### Aufgabe
Beantworten Sie bitte die folgenden Fragen zum vorliegenden Text.
1. Wer führt in der Besetzung den Vorsitz als Präsident?
2. Durch wen ist die Beschwerdeführerin vertreten?
3. In welcher Zone der Gemeinde Höri liegt die Baute Vers.-Nr. 357?

══ Vorliegender Text ══

Urteil vom 3. Juni 2019  
 
I. öffentlich-rechtliche Abteilung  
 
Besetzung 
Bundesrichter Chaix, Präsident, 
Bundesrichter Merkli, Karlen, 
Gerichtsschreiberin Gerber. 
 
Verfahrensbeteiligte 
A.________ AG, 
Beschwerdeführerin, 
vertreten durch Rechtsanwältin Maja Saputelli, 
 
gegen  
 
Zürcher Heimatschutz ZHV, 
Beschwerdegegner, 
 
Gemeinderat Höri, 
 
Regierungsrat des Kantons Zürich. 
 
Gegenstand 
Inventarentlassung, 
 
Beschwerde gegen das Urteil des Verwaltungsgerichts 
des Kantons Zürich, 1. Abteilung, 1. Kammer, 
vom 19. Dezember 2018 (VB.2018.00315). 
 
 
Sachverhalt:  
 
A.   
Die Baute Vers.-Nr. 357 auf dem Grundstück Kat.-Nr. 310 an der X.________strasse "..." liegt in der Kernzone der Gemeinde Höri. Sie ist im kommunalen Inventar der schützenswerten Bauten unter der Objekt-Nr. 11/357 aufgeführt und befindet sich im Perimeter des Quartierplans Sonnenbühl-Schoren-Grund.

═══
══ Gegebene Daten ══

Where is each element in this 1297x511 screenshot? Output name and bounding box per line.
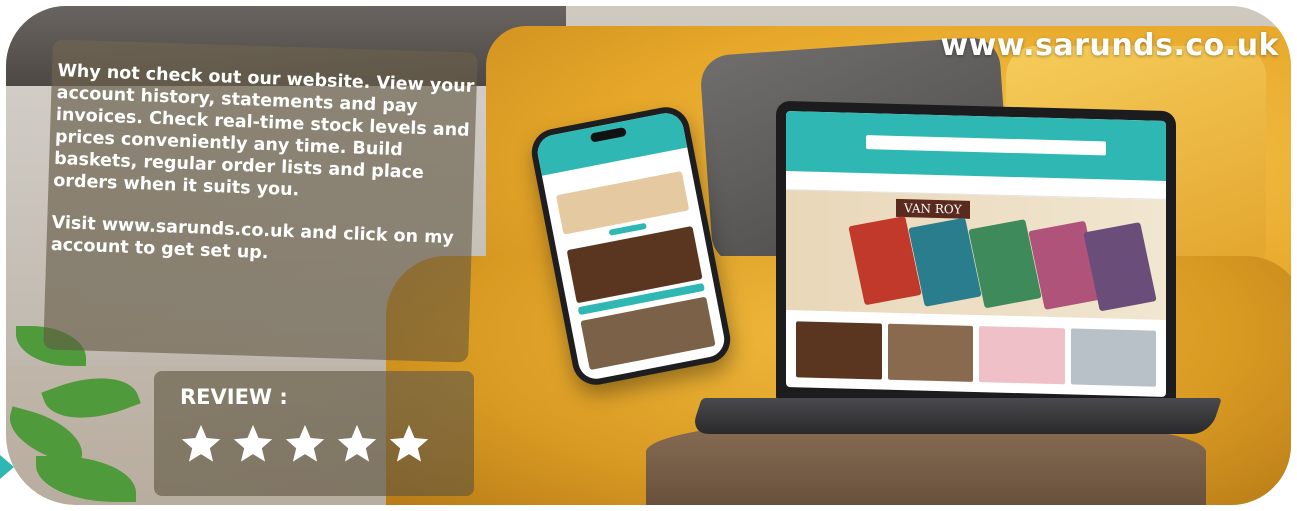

═══

### Lösung
1. Bundesrichter Chaix
2. Durch Rechtsanwältin Maja Saputelli
3. In der Kernzone